Exercise aim >> Identify all lines in the listing that include the word "cholera", and copy them out.
--- Materials provided ---
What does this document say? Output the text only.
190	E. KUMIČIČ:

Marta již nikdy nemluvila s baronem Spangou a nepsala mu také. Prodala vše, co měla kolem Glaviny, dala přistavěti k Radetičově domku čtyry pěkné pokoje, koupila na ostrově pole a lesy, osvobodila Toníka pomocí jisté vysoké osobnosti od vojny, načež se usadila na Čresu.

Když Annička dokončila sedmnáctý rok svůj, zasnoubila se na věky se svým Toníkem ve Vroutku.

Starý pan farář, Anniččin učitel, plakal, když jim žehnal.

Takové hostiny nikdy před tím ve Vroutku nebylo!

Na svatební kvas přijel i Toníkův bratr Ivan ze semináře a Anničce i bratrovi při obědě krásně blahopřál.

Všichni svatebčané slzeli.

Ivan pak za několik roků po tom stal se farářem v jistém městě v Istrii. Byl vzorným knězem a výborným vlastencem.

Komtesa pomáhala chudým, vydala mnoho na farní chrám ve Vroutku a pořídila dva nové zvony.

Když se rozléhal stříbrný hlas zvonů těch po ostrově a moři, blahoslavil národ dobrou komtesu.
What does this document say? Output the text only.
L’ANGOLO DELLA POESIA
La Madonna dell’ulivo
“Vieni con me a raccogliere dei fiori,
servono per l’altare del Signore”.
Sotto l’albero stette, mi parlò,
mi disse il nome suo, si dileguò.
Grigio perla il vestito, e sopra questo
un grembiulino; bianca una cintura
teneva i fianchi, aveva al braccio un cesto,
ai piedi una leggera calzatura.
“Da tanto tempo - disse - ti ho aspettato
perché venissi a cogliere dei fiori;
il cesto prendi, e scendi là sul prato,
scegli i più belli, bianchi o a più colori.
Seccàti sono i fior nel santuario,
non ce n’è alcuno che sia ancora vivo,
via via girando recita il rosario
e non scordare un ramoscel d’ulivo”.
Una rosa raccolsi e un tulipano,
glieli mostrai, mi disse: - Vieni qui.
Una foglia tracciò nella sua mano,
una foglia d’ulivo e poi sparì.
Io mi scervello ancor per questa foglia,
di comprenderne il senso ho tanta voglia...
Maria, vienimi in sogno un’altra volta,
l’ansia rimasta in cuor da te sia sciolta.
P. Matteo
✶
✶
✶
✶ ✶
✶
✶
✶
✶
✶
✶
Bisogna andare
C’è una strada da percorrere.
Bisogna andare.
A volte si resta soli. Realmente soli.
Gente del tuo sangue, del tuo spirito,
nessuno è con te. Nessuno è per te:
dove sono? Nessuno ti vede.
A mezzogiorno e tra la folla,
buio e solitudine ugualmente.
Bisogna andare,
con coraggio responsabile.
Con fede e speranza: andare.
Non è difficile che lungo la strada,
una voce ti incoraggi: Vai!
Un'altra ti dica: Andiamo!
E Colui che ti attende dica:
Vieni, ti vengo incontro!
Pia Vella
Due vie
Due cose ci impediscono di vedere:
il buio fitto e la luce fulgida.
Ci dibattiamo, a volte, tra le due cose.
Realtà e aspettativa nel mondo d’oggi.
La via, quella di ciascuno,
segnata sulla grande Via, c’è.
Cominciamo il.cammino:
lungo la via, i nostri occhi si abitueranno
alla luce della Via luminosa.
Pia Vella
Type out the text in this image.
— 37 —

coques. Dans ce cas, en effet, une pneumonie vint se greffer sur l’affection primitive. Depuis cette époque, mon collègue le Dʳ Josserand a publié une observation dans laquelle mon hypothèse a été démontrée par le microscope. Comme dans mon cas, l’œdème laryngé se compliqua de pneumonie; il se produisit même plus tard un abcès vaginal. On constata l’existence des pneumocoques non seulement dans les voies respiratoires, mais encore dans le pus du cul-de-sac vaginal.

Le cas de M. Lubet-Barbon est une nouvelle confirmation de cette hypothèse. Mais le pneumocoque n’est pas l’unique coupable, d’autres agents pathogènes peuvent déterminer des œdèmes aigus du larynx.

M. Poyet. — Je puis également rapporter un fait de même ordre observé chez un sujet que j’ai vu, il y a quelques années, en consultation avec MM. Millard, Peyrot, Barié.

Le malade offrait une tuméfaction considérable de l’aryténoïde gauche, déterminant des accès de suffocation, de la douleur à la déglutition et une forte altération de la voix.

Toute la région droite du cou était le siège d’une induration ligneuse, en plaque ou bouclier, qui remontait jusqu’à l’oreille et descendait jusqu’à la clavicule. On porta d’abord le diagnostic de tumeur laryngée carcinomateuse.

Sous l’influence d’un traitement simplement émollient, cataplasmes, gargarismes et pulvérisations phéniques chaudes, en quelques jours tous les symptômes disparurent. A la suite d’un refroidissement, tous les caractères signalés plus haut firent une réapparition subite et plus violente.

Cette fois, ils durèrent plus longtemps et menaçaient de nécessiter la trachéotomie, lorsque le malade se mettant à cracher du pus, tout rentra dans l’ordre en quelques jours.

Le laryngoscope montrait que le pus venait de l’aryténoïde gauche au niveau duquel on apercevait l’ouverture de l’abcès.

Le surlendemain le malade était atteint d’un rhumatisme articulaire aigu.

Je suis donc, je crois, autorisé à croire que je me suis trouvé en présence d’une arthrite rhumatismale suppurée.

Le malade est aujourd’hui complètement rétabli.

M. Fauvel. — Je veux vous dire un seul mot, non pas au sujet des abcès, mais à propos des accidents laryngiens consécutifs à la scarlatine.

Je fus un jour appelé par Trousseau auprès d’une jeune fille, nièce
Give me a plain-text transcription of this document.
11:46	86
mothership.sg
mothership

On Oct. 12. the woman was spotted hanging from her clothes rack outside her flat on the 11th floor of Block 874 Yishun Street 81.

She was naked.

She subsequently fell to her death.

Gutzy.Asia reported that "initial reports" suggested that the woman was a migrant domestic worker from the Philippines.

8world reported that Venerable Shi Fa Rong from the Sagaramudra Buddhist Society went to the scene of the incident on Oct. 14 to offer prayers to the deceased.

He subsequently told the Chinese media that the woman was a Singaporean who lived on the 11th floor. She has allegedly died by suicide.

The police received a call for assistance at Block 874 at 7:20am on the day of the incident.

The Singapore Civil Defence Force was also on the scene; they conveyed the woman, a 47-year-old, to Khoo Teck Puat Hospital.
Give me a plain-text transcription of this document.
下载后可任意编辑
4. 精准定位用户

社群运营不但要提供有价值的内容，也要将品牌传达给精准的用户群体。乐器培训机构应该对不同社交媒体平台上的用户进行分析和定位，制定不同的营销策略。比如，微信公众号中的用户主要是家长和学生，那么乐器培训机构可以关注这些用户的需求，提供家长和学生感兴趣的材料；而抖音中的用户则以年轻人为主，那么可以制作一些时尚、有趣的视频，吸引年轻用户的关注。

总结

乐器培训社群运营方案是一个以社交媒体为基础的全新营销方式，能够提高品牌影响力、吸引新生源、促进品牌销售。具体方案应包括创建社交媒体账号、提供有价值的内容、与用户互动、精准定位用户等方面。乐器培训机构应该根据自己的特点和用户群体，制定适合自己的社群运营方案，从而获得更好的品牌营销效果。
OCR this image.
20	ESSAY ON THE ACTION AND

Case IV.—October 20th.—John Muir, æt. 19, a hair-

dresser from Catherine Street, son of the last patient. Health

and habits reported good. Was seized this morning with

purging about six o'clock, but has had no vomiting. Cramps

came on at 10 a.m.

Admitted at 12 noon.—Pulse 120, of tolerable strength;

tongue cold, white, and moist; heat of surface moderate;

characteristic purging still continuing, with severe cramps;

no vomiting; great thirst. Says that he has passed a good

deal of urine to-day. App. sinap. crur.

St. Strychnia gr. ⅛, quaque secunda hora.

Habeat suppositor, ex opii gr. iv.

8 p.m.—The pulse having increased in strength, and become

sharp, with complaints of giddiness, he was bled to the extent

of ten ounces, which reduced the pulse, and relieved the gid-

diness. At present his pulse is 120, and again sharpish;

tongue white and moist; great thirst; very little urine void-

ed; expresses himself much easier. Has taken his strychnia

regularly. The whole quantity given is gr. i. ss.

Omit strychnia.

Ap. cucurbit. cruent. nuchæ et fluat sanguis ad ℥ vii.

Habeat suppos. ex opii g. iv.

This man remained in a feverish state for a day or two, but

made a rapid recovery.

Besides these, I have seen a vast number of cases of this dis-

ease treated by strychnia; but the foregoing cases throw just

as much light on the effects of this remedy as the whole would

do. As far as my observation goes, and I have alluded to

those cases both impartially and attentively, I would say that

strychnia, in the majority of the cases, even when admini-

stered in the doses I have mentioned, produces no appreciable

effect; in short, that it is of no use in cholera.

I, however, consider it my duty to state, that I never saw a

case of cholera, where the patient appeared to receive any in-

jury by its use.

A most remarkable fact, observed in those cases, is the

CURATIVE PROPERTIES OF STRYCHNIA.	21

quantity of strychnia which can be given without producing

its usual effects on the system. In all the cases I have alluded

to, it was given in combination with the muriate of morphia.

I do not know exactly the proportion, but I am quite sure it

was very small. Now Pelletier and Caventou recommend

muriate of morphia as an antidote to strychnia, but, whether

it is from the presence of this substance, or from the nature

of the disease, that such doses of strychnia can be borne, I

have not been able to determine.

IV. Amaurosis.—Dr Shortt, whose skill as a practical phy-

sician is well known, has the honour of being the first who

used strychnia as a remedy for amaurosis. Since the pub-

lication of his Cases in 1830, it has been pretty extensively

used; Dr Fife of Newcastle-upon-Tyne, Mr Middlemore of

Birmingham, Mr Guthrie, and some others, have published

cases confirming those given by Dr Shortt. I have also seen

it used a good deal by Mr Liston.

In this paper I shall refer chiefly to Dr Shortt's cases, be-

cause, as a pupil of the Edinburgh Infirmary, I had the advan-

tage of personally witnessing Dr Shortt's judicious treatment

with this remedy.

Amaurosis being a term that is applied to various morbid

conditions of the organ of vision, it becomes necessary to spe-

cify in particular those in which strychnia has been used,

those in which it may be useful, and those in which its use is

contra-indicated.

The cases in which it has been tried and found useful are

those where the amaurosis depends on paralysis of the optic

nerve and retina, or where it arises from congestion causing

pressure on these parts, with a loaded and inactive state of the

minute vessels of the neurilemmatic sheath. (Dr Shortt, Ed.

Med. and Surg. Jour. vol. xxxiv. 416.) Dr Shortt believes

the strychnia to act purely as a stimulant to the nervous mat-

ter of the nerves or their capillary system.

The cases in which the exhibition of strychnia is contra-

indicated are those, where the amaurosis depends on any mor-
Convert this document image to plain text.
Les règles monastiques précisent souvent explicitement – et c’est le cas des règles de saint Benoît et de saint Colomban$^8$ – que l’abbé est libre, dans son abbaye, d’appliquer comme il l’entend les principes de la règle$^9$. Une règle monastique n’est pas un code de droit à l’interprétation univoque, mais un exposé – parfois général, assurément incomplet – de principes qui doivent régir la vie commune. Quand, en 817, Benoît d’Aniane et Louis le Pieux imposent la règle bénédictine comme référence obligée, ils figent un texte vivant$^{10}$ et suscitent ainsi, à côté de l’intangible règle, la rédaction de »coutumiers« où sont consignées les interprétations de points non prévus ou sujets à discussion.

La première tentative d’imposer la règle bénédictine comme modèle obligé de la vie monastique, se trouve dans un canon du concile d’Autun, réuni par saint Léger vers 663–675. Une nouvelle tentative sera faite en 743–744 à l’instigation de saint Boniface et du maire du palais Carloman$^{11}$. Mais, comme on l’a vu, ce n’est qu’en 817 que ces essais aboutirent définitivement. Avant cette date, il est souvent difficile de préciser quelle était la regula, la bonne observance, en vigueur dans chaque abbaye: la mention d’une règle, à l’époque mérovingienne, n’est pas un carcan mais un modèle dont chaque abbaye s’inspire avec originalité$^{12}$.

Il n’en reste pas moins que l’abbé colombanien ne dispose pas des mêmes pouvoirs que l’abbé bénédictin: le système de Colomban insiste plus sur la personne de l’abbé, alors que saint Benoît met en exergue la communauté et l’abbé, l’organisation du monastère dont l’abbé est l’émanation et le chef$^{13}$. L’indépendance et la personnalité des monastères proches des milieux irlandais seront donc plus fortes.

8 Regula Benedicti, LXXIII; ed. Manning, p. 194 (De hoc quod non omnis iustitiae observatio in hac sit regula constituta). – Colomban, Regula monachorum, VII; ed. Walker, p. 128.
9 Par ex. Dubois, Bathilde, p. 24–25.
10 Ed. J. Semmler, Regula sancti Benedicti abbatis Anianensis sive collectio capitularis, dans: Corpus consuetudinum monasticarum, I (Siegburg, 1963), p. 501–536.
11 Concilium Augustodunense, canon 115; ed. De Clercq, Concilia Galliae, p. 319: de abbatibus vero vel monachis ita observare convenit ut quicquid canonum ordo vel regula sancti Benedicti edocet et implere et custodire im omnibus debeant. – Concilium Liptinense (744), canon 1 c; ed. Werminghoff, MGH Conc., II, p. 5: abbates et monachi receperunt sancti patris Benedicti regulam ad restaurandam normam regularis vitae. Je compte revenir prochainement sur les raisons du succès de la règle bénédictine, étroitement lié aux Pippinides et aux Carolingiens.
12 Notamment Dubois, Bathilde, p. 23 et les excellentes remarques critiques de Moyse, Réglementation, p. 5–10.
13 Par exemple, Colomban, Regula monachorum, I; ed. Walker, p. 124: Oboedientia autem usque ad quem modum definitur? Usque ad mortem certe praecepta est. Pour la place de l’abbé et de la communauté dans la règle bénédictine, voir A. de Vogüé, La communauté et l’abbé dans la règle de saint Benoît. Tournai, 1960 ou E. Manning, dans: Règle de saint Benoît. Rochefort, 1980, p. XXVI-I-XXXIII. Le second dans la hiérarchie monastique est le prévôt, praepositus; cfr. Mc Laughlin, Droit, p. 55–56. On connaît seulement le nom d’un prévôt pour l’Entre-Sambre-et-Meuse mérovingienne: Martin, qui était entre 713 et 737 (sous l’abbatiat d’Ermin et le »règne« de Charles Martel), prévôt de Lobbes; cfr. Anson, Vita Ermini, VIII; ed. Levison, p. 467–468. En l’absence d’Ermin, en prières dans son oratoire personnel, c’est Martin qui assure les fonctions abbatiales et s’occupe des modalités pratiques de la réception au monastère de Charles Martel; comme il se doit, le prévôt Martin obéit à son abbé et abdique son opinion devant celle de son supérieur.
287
---
Output below >>
effect; in short, that it is of no use in cholera.
case of cholera, where the patient appeared to receive any in-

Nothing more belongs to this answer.